Exercise prompt. Check each line of the material. Copy those containing "main".

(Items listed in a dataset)
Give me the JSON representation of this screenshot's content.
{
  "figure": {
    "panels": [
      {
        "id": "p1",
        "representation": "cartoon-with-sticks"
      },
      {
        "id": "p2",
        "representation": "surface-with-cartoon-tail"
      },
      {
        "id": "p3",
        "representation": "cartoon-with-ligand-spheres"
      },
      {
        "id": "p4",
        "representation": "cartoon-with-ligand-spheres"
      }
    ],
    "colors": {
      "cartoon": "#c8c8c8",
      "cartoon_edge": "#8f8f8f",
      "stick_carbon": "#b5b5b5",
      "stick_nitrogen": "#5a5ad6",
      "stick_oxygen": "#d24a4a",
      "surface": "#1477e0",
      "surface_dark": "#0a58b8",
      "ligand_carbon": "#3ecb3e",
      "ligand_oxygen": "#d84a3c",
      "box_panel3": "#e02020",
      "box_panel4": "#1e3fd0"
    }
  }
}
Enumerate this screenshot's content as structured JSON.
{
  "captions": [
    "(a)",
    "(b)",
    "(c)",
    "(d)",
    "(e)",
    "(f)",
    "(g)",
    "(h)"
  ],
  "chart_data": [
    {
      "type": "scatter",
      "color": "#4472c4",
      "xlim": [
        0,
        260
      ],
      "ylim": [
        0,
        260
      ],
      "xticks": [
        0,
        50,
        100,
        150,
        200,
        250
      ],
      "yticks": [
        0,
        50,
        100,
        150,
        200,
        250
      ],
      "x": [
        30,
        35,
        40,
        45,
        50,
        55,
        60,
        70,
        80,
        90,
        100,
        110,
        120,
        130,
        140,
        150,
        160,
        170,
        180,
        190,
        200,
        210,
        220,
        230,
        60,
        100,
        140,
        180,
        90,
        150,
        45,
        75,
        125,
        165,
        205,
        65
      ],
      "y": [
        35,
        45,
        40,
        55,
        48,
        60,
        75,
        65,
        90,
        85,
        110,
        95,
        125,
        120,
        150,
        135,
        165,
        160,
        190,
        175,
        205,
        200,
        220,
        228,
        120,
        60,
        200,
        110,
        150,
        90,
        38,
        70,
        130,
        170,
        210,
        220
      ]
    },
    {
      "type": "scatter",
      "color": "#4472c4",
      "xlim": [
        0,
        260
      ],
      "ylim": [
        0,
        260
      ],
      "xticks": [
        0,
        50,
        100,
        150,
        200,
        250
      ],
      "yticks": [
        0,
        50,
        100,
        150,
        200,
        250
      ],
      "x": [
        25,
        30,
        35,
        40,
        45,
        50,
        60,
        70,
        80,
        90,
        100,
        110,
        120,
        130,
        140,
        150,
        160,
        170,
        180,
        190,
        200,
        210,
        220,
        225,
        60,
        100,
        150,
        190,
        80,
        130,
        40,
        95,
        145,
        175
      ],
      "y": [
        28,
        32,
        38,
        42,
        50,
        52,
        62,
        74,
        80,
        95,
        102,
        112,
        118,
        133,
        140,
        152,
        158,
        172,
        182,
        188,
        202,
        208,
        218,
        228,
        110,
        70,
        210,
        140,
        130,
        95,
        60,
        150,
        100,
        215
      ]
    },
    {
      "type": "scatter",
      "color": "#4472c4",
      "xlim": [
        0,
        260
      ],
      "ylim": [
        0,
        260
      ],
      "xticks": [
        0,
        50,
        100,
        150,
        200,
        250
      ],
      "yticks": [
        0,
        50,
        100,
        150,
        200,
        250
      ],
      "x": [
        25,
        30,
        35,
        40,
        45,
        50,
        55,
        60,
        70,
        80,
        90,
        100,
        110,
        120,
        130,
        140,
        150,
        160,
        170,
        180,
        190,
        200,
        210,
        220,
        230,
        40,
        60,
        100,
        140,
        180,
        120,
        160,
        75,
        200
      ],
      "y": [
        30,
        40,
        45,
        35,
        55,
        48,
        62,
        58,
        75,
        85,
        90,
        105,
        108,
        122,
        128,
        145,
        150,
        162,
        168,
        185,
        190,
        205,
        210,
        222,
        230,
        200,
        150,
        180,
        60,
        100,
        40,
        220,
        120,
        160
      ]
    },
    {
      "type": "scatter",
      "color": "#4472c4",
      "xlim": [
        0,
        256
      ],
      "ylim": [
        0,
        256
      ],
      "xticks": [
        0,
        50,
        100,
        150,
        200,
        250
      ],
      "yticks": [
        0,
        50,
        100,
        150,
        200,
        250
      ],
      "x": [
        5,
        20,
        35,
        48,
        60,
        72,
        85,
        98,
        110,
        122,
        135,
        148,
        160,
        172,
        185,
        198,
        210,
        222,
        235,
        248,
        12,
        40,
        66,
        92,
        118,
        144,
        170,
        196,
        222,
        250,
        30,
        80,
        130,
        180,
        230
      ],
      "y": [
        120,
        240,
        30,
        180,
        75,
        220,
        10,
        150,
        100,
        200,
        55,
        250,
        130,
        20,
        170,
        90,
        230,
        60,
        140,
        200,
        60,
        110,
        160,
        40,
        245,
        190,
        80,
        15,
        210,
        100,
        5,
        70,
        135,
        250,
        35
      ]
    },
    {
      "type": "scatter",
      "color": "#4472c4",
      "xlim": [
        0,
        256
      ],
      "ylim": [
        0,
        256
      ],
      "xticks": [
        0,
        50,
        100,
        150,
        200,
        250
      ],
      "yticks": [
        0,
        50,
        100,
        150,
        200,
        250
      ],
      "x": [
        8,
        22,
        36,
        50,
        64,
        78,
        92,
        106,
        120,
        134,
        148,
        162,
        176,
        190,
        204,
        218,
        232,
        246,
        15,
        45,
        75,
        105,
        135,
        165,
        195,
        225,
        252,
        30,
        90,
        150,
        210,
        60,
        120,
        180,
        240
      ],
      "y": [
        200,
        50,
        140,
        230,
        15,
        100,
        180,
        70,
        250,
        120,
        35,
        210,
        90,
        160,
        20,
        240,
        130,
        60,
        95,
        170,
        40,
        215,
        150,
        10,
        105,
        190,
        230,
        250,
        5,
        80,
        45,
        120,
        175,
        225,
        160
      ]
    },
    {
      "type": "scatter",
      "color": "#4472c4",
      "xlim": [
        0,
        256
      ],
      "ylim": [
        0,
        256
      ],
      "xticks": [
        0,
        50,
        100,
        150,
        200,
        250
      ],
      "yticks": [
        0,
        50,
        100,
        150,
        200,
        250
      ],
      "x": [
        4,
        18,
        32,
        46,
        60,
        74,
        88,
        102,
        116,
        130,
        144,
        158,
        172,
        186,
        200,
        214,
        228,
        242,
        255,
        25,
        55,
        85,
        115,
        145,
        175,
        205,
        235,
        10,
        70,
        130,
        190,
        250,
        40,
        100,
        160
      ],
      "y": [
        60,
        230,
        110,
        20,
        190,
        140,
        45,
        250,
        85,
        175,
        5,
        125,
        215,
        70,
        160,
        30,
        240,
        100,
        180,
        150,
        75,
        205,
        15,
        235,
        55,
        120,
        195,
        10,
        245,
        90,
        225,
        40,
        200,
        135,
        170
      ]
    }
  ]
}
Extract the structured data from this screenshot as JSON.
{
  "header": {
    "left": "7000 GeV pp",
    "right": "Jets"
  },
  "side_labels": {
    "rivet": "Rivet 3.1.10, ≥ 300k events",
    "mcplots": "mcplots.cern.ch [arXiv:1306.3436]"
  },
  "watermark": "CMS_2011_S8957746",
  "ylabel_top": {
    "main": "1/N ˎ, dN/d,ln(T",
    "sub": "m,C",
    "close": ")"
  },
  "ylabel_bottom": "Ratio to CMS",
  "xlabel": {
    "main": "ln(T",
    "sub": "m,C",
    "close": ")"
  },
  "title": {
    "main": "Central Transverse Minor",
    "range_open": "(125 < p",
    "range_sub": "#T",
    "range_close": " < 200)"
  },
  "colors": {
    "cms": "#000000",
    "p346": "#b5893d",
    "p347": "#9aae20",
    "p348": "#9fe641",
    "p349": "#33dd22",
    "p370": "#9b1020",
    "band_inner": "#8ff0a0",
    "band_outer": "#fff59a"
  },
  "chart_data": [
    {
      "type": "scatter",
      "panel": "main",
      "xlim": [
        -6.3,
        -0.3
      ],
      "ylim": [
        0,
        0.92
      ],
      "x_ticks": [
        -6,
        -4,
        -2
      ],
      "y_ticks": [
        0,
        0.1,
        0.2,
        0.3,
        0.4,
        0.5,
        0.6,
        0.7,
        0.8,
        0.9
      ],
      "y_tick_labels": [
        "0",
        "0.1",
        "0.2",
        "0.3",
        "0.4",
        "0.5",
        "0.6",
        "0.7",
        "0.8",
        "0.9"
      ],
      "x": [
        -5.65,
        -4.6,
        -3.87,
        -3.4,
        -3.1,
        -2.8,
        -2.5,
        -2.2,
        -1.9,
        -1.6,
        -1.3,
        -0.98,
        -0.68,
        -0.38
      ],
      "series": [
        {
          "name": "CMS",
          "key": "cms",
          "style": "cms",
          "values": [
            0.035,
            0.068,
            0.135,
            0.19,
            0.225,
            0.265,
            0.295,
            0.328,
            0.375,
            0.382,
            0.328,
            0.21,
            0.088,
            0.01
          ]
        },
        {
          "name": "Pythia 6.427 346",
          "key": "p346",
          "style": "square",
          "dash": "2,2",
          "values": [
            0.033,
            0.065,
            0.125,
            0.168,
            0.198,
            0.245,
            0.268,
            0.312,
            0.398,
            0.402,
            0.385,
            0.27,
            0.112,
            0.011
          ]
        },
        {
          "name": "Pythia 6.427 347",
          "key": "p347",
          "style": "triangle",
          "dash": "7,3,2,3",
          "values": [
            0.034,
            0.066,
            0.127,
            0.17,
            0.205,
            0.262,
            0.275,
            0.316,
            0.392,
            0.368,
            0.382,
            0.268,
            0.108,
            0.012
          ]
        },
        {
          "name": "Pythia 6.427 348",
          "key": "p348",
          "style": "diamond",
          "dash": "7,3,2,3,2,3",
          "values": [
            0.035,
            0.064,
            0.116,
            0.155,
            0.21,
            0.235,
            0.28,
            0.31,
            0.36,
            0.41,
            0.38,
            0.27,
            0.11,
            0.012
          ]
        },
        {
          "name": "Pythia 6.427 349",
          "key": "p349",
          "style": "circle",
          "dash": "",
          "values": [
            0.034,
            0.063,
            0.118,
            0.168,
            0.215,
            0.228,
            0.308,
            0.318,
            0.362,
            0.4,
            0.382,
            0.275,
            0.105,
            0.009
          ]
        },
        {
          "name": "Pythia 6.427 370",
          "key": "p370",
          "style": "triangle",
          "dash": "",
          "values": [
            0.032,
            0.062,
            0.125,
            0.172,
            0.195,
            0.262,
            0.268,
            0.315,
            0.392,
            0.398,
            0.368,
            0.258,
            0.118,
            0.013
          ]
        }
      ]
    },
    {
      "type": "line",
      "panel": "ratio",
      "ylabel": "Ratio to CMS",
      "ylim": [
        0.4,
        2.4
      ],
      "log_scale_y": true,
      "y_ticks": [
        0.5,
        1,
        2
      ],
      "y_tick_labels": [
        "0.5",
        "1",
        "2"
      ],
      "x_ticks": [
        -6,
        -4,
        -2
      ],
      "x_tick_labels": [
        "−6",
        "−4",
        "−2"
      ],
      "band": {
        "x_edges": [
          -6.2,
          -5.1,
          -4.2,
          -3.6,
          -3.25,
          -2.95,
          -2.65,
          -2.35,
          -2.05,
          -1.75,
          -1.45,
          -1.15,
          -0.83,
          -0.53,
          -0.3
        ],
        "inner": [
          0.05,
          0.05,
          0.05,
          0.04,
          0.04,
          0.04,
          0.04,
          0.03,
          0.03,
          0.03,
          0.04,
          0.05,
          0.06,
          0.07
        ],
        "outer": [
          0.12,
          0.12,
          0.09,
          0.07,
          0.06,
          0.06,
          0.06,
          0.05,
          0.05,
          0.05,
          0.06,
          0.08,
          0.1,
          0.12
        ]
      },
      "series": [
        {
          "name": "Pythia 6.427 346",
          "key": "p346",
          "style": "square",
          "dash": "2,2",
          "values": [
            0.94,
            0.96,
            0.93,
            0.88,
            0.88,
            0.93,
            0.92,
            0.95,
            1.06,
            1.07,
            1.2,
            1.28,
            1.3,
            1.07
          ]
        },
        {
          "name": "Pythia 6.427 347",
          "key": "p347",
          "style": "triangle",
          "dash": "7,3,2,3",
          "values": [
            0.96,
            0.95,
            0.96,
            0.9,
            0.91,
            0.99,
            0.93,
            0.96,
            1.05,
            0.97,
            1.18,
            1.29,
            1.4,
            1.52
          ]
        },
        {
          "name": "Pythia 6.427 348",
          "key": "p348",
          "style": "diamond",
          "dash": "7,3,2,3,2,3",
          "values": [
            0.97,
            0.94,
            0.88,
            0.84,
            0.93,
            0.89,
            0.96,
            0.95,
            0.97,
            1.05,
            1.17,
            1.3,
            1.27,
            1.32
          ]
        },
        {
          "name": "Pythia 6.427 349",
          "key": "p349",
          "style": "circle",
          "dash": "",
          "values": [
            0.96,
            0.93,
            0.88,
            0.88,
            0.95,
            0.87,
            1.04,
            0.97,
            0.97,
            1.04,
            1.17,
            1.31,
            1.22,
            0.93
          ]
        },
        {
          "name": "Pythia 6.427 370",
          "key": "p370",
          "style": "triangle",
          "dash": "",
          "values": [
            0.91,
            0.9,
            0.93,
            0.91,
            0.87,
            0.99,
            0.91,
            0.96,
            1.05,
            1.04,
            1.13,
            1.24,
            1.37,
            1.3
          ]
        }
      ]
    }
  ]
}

Expected answer.
    "main": "1/N ˎ, dN/d,ln(T",
    "main": "ln(T",
    "main": "Central Transverse Minor",
      "panel": "main",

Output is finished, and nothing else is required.